Written request
Please count the lines below that contain the word "level", and reply with that number alone.

The data
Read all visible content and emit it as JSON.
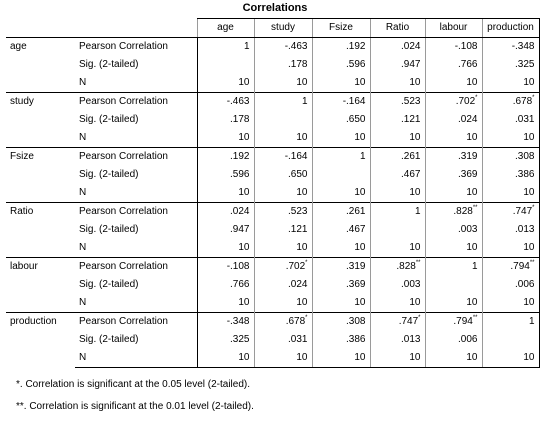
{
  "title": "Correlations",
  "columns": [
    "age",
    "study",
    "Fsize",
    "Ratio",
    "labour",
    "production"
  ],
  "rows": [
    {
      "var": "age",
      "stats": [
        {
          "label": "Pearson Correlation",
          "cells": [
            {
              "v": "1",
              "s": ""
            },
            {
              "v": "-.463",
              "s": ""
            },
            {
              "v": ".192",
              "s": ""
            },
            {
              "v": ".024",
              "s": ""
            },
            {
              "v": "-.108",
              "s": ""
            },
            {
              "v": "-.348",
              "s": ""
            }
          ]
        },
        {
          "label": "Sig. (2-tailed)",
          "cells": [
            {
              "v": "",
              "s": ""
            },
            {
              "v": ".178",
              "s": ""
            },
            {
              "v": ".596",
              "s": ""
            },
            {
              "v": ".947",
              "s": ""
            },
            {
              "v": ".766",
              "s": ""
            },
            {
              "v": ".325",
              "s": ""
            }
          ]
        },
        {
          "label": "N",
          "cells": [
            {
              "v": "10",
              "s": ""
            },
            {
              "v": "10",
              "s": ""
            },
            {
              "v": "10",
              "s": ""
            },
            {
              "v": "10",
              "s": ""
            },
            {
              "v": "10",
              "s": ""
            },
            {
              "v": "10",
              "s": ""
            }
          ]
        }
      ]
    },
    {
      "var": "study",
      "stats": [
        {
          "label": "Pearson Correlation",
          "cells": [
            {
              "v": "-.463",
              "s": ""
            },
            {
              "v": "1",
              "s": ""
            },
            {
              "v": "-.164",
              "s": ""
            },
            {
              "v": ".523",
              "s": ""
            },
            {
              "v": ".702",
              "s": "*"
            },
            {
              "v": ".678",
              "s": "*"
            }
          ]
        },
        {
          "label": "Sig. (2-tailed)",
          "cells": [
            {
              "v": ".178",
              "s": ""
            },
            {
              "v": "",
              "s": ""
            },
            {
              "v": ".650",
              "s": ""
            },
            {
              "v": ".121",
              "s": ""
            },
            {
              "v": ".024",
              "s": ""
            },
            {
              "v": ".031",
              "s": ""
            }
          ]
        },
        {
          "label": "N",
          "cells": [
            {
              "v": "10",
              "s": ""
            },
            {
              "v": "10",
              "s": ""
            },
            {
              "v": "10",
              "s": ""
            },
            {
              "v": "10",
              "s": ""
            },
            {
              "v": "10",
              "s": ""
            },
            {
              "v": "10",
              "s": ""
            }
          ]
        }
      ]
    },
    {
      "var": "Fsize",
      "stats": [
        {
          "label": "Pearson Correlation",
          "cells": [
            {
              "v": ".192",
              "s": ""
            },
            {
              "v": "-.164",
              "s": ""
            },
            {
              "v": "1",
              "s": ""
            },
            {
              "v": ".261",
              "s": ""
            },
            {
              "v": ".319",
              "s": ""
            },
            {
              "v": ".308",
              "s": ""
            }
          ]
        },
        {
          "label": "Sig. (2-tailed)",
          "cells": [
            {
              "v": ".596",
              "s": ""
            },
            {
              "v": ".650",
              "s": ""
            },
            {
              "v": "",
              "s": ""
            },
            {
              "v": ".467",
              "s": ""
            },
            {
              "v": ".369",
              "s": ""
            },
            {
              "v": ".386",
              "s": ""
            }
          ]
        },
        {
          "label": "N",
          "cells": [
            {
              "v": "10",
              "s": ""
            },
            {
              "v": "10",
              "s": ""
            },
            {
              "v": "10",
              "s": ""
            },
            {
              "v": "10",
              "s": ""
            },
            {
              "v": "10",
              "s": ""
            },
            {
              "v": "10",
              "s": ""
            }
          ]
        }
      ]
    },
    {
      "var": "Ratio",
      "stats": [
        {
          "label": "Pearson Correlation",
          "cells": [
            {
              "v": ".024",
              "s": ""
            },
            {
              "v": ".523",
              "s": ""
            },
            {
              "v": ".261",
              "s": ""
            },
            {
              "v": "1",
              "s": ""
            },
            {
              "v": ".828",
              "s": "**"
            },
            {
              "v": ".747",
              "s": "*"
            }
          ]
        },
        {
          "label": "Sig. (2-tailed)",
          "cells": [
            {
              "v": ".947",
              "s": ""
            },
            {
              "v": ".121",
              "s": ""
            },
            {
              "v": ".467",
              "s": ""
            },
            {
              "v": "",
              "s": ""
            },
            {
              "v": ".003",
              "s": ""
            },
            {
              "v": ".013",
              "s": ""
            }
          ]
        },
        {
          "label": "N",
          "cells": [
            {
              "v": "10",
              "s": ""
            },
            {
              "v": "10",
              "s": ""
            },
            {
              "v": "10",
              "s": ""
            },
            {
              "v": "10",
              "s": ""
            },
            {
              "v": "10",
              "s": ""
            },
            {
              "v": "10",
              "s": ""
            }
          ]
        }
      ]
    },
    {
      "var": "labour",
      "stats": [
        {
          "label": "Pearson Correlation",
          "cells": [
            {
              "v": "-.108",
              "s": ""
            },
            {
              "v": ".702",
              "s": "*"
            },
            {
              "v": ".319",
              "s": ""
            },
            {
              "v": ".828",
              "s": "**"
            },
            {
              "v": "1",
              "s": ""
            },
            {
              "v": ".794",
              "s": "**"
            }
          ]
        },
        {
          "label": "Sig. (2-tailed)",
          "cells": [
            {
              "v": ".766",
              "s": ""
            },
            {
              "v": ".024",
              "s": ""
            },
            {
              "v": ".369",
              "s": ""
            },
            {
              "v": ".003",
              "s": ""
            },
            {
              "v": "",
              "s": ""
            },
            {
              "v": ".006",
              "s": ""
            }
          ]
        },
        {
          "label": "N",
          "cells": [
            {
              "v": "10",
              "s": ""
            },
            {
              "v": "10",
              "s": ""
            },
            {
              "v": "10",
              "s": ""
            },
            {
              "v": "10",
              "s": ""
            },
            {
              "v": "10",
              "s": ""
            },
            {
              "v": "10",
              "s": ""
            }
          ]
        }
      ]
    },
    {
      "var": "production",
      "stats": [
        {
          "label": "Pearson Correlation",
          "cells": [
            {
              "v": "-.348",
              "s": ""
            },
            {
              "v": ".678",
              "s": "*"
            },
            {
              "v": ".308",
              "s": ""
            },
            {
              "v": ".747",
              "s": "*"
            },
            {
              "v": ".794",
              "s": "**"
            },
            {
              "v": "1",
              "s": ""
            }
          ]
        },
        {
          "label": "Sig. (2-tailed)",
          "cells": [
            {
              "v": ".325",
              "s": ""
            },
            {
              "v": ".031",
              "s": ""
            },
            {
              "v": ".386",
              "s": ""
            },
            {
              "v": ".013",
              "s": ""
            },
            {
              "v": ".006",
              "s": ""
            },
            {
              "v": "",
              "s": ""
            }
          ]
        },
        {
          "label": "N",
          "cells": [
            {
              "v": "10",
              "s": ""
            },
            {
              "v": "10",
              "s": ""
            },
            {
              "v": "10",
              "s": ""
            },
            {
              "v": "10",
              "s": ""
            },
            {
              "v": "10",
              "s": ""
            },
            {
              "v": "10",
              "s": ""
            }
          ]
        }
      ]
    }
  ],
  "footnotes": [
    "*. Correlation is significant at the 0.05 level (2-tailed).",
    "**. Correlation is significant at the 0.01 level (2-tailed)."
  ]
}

==

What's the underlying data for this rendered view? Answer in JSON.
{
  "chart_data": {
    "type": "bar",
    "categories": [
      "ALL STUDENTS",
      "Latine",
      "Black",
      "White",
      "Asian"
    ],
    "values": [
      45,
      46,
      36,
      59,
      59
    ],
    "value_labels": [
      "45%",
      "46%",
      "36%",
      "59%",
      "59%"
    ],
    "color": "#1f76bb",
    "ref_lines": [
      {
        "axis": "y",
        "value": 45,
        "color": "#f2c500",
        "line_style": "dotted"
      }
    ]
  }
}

Exercise output
2